● **WHAT IS BEING ASKED**:
Below is a block of records; repeat all of them exactly.

● **AVAILABLE RECORDS**:
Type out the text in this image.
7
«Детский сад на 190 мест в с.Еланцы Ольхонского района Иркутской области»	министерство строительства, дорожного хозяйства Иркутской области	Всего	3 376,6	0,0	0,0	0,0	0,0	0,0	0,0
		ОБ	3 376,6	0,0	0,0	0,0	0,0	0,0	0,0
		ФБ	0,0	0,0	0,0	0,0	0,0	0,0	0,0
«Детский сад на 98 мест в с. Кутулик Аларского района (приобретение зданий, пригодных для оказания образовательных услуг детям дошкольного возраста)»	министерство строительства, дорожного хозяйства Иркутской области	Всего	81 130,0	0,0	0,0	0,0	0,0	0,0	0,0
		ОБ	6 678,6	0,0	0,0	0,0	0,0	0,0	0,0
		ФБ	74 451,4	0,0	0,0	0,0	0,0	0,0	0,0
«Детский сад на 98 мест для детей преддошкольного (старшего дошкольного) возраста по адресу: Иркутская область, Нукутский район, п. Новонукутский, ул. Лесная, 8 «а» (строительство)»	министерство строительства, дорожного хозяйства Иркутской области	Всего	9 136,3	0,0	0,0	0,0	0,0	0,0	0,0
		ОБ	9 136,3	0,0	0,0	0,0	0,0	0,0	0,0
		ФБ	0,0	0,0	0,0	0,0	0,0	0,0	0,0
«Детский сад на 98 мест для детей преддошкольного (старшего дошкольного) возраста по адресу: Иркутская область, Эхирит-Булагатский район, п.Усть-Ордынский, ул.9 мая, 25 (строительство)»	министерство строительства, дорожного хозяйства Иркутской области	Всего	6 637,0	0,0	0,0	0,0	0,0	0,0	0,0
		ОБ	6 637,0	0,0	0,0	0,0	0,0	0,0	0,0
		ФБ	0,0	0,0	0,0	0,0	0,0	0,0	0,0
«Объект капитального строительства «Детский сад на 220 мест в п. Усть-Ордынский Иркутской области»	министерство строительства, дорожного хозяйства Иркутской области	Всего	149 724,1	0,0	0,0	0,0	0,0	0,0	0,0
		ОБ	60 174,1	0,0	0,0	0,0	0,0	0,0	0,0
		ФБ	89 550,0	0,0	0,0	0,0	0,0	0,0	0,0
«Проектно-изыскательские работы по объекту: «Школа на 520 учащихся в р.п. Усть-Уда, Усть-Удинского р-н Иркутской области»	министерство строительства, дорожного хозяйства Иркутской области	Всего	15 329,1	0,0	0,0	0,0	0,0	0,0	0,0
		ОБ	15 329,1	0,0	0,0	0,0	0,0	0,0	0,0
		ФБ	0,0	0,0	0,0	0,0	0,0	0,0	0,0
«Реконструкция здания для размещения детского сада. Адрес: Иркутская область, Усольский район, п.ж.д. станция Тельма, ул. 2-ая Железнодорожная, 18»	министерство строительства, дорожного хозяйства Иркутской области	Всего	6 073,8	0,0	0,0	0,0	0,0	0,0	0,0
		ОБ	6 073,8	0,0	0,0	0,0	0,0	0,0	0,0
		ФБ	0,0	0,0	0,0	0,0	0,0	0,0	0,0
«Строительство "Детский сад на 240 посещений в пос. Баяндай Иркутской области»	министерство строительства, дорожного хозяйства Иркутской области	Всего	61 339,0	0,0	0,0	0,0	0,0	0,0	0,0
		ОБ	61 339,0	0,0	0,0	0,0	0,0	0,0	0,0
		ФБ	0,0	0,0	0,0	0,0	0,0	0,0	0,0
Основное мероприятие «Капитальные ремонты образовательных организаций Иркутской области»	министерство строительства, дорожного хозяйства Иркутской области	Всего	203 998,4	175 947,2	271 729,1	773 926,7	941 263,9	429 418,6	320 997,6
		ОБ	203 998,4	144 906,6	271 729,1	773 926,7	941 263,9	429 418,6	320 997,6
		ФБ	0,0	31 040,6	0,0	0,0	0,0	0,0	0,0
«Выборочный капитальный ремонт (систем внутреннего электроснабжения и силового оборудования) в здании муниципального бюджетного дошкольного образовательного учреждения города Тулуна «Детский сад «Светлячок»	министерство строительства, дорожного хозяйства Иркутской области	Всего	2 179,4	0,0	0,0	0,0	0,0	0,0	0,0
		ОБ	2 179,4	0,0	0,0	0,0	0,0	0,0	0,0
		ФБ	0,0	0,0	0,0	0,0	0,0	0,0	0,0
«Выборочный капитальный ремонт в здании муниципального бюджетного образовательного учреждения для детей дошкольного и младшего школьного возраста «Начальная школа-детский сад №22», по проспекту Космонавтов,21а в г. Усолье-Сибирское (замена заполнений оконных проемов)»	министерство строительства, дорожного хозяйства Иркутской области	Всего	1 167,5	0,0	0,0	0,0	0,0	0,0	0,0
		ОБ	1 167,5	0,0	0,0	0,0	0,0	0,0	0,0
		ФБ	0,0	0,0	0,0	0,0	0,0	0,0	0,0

● **ANSWER TO THE EXERCISE**:
Type out the text in this image.
7
«Детский сад на 190 мест в с.Еланцы Ольхонского района Иркутской области»	министерство строительства, дорожного хозяйства Иркутской области	Всего	3 376,6	0,0	0,0	0,0	0,0	0,0	0,0
		ОБ	3 376,6	0,0	0,0	0,0	0,0	0,0	0,0
		ФБ	0,0	0,0	0,0	0,0	0,0	0,0	0,0
«Детский сад на 98 мест в с. Кутулик Аларского района (приобретение зданий, пригодных для оказания образовательных услуг детям дошкольного возраста)»	министерство строительства, дорожного хозяйства Иркутской области	Всего	81 130,0	0,0	0,0	0,0	0,0	0,0	0,0
		ОБ	6 678,6	0,0	0,0	0,0	0,0	0,0	0,0
		ФБ	74 451,4	0,0	0,0	0,0	0,0	0,0	0,0
«Детский сад на 98 мест для детей преддошкольного (старшего дошкольного) возраста по адресу: Иркутская область, Нукутский район, п. Новонукутский, ул. Лесная, 8 «а» (строительство)»	министерство строительства, дорожного хозяйства Иркутской области	Всего	9 136,3	0,0	0,0	0,0	0,0	0,0	0,0
		ОБ	9 136,3	0,0	0,0	0,0	0,0	0,0	0,0
		ФБ	0,0	0,0	0,0	0,0	0,0	0,0	0,0
«Детский сад на 98 мест для детей преддошкольного (старшего дошкольного) возраста по адресу: Иркутская область, Эхирит-Булагатский район, п.Усть-Ордынский, ул.9 мая, 25 (строительство)»	министерство строительства, дорожного хозяйства Иркутской области	Всего	6 637,0	0,0	0,0	0,0	0,0	0,0	0,0
		ОБ	6 637,0	0,0	0,0	0,0	0,0	0,0	0,0
		ФБ	0,0	0,0	0,0	0,0	0,0	0,0	0,0
«Объект капитального строительства «Детский сад на 220 мест в п. Усть-Ордынский Иркутской области»	министерство строительства, дорожного хозяйства Иркутской области	Всего	149 724,1	0,0	0,0	0,0	0,0	0,0	0,0
		ОБ	60 174,1	0,0	0,0	0,0	0,0	0,0	0,0
		ФБ	89 550,0	0,0	0,0	0,0	0,0	0,0	0,0
«Проектно-изыскательские работы по объекту: «Школа на 520 учащихся в р.п. Усть-Уда, Усть-Удинского р-н Иркутской области»	министерство строительства, дорожного хозяйства Иркутской области	Всего	15 329,1	0,0	0,0	0,0	0,0	0,0	0,0
		ОБ	15 329,1	0,0	0,0	0,0	0,0	0,0	0,0
		ФБ	0,0	0,0	0,0	0,0	0,0	0,0	0,0
«Реконструкция здания для размещения детского сада. Адрес: Иркутская область, Усольский район, п.ж.д. станция Тельма, ул. 2-ая Железнодорожная, 18»	министерство строительства, дорожного хозяйства Иркутской области	Всего	6 073,8	0,0	0,0	0,0	0,0	0,0	0,0
		ОБ	6 073,8	0,0	0,0	0,0	0,0	0,0	0,0
		ФБ	0,0	0,0	0,0	0,0	0,0	0,0	0,0
«Строительство "Детский сад на 240 посещений в пос. Баяндай Иркутской области»	министерство строительства, дорожного хозяйства Иркутской области	Всего	61 339,0	0,0	0,0	0,0	0,0	0,0	0,0
		ОБ	61 339,0	0,0	0,0	0,0	0,0	0,0	0,0
		ФБ	0,0	0,0	0,0	0,0	0,0	0,0	0,0
Основное мероприятие «Капитальные ремонты образовательных организаций Иркутской области»	министерство строительства, дорожного хозяйства Иркутской области	Всего	203 998,4	175 947,2	271 729,1	773 926,7	941 263,9	429 418,6	320 997,6
		ОБ	203 998,4	144 906,6	271 729,1	773 926,7	941 263,9	429 418,6	320 997,6
		ФБ	0,0	31 040,6	0,0	0,0	0,0	0,0	0,0
«Выборочный капитальный ремонт (систем внутреннего электроснабжения и силового оборудования) в здании муниципального бюджетного дошкольного образовательного учреждения города Тулуна «Детский сад «Светлячок»	министерство строительства, дорожного хозяйства Иркутской области	Всего	2 179,4	0,0	0,0	0,0	0,0	0,0	0,0
		ОБ	2 179,4	0,0	0,0	0,0	0,0	0,0	0,0
		ФБ	0,0	0,0	0,0	0,0	0,0	0,0	0,0
«Выборочный капитальный ремонт в здании муниципального бюджетного образовательного учреждения для детей дошкольного и младшего школьного возраста «Начальная школа-детский сад №22», по проспекту Космонавтов,21а в г. Усолье-Сибирское (замена заполнений оконных проемов)»	министерство строительства, дорожного хозяйства Иркутской области	Всего	1 167,5	0,0	0,0	0,0	0,0	0,0	0,0
		ОБ	1 167,5	0,0	0,0	0,0	0,0	0,0	0,0
		ФБ	0,0	0,0	0,0	0,0	0,0	0,0	0,0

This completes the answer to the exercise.